GIVEN PROBLEM: Lines containing the string "color" are to be collected in full.

STORED RECORDS:
____
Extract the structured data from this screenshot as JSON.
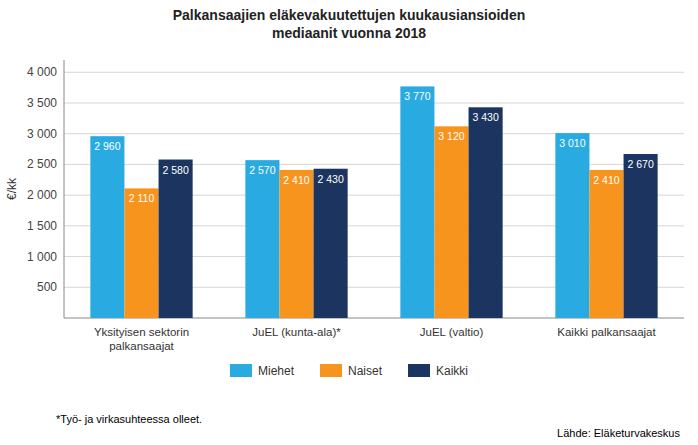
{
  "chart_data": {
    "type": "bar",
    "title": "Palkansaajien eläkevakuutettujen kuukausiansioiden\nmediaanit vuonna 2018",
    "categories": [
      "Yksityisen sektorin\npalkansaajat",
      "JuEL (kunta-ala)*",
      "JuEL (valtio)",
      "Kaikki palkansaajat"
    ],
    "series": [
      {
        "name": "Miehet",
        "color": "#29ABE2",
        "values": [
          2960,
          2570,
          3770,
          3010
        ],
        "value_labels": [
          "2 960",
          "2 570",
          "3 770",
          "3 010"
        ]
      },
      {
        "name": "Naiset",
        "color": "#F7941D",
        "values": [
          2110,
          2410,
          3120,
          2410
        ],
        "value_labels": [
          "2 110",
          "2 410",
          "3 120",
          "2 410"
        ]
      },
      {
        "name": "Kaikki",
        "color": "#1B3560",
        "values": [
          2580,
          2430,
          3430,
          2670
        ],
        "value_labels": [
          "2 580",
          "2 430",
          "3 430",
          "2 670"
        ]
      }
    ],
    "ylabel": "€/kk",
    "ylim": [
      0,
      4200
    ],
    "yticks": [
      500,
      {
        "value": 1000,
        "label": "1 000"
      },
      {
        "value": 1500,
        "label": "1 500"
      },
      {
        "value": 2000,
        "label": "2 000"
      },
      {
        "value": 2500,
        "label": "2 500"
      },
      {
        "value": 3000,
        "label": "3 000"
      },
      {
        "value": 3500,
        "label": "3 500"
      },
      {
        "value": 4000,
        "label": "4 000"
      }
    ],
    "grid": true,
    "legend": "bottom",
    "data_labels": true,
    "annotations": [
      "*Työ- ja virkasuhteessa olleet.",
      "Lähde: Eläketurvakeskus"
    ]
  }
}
____
TASK OUTPUT:
        "color": "#29ABE2",
        "color": "#F7941D",
        "color": "#1B3560",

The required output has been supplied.